● Exercise prompt: Copy exactly the run of lines that begins at the line with "What does this" and ends at the final line of the entries.

◇ ◇ ◇ ◇ ◇

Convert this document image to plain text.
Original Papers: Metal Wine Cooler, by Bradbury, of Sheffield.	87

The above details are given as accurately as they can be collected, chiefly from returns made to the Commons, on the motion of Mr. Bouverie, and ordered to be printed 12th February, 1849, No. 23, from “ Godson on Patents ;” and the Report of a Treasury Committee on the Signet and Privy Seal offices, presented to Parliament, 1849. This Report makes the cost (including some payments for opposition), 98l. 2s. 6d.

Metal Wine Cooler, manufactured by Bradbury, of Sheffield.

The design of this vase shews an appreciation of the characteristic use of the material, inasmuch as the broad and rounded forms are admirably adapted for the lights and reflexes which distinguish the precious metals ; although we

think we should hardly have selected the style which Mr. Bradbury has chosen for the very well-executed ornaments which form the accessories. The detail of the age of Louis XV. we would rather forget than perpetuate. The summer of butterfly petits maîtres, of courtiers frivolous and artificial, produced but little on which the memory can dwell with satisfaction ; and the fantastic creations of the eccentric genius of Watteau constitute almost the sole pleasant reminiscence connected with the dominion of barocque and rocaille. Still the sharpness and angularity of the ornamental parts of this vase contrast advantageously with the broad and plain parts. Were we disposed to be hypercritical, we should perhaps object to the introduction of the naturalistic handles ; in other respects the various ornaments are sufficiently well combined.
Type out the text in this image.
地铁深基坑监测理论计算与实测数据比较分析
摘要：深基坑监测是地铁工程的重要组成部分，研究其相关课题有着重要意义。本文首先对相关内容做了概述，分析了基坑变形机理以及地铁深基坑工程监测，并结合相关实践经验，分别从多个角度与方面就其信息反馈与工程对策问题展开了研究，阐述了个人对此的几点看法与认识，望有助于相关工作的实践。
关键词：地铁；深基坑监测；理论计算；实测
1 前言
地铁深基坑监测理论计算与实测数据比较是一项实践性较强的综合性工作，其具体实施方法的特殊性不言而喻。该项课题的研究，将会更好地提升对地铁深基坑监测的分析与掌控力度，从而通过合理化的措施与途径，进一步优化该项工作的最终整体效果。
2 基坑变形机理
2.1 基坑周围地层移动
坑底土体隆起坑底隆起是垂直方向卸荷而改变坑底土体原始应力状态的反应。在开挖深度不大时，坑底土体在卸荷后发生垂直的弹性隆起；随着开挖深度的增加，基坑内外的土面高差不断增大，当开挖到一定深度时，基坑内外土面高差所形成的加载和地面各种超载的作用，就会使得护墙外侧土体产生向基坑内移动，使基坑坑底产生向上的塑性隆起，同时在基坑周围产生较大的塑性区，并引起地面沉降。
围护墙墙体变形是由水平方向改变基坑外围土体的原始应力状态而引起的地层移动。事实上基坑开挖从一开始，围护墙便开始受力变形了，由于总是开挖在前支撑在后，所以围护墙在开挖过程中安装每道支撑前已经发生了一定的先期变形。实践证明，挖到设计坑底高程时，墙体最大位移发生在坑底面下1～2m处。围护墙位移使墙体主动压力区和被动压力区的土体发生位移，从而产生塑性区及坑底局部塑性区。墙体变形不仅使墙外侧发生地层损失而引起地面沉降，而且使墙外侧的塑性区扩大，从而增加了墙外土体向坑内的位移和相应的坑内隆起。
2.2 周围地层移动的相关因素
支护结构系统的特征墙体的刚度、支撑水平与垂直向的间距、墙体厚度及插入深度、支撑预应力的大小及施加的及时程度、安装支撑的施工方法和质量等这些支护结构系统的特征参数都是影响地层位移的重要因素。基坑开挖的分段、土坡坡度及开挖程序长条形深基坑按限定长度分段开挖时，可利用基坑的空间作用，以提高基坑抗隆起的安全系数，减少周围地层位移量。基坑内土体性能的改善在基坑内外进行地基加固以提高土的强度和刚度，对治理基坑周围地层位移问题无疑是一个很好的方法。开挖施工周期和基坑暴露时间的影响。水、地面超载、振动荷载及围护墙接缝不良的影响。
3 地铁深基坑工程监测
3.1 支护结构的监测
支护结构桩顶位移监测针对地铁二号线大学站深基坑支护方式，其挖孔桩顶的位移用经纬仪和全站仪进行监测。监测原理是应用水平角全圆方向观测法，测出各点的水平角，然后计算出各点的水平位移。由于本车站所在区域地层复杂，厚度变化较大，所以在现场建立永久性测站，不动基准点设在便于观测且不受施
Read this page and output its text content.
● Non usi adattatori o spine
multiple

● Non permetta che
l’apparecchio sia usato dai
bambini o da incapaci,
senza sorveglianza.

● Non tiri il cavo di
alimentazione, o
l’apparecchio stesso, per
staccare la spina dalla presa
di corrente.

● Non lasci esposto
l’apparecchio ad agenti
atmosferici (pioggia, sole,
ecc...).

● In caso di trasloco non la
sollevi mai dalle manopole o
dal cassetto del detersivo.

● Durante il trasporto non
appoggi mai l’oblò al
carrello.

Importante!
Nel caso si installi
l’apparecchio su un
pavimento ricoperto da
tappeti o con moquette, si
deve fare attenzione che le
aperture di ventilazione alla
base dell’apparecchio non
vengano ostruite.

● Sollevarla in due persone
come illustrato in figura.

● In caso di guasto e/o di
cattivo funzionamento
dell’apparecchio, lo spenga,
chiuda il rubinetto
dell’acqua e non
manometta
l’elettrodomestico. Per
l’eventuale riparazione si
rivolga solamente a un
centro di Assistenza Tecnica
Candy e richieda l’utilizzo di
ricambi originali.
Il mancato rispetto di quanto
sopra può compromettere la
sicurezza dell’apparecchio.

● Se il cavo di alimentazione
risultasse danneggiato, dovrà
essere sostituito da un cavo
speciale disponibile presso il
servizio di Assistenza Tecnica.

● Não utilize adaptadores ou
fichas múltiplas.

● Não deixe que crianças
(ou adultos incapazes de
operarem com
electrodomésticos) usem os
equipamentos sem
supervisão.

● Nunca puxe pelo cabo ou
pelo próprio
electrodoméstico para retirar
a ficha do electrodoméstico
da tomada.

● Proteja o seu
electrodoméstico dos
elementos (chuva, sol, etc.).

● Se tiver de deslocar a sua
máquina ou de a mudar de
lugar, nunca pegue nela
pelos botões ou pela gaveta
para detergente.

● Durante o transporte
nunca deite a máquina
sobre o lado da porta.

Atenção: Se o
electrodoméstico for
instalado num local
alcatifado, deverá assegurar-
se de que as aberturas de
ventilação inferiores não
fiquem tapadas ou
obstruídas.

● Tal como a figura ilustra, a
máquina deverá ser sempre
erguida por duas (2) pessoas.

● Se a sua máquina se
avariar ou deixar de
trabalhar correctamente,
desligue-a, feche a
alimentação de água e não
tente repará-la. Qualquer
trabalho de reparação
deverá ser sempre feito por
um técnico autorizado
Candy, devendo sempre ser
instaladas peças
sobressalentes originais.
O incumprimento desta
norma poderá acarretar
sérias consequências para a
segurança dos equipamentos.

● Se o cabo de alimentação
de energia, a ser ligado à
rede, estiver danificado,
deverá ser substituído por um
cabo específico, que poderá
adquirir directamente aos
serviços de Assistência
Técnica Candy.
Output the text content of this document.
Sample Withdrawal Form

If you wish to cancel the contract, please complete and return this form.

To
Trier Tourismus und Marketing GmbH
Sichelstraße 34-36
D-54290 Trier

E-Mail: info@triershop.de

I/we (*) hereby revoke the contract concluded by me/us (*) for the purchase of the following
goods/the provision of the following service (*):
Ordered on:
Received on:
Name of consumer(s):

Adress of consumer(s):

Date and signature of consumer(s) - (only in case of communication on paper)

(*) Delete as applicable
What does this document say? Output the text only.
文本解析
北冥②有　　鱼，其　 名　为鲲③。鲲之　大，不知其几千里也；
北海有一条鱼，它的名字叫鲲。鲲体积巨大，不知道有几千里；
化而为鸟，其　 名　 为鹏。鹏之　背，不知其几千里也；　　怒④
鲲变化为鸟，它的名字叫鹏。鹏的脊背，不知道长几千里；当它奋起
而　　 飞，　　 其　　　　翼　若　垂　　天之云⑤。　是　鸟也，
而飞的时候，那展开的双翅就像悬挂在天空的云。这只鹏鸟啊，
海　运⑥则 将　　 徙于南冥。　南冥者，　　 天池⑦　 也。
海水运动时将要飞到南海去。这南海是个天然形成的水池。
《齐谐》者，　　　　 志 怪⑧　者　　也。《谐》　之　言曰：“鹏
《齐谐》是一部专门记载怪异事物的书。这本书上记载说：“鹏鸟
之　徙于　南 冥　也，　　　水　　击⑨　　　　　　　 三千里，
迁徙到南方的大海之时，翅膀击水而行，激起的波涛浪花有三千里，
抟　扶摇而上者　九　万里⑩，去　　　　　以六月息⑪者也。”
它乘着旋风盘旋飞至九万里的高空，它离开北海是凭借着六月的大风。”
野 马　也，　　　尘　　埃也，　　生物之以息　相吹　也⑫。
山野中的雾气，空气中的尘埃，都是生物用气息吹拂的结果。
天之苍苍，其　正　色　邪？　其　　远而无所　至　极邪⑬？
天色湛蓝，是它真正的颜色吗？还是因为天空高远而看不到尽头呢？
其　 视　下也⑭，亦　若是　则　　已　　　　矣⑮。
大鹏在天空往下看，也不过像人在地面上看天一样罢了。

◇ ◇ ◇ ◇ ◇

● Response to the exercise:
What does this document say? Output the text only.
文本解析
北冥②有　　鱼，其　 名　为鲲③。鲲之　大，不知其几千里也；
北海有一条鱼，它的名字叫鲲。鲲体积巨大，不知道有几千里；
化而为鸟，其　 名　 为鹏。鹏之　背，不知其几千里也；　　怒④
鲲变化为鸟，它的名字叫鹏。鹏的脊背，不知道长几千里；当它奋起
而　　 飞，　　 其　　　　翼　若　垂　　天之云⑤。　是　鸟也，
而飞的时候，那展开的双翅就像悬挂在天空的云。这只鹏鸟啊，
海　运⑥则 将　　 徙于南冥。　南冥者，　　 天池⑦　 也。
海水运动时将要飞到南海去。这南海是个天然形成的水池。
《齐谐》者，　　　　 志 怪⑧　者　　也。《谐》　之　言曰：“鹏
《齐谐》是一部专门记载怪异事物的书。这本书上记载说：“鹏鸟
之　徙于　南 冥　也，　　　水　　击⑨　　　　　　　 三千里，
迁徙到南方的大海之时，翅膀击水而行，激起的波涛浪花有三千里，
抟　扶摇而上者　九　万里⑩，去　　　　　以六月息⑪者也。”
它乘着旋风盘旋飞至九万里的高空，它离开北海是凭借着六月的大风。”
野 马　也，　　　尘　　埃也，　　生物之以息　相吹　也⑫。
山野中的雾气，空气中的尘埃，都是生物用气息吹拂的结果。
天之苍苍，其　正　色　邪？　其　　远而无所　至　极邪⑬？
天色湛蓝，是它真正的颜色吗？还是因为天空高远而看不到尽头呢？
其　 视　下也⑭，亦　若是　则　　已　　　　矣⑮。
大鹏在天空往下看，也不过像人在地面上看天一样罢了。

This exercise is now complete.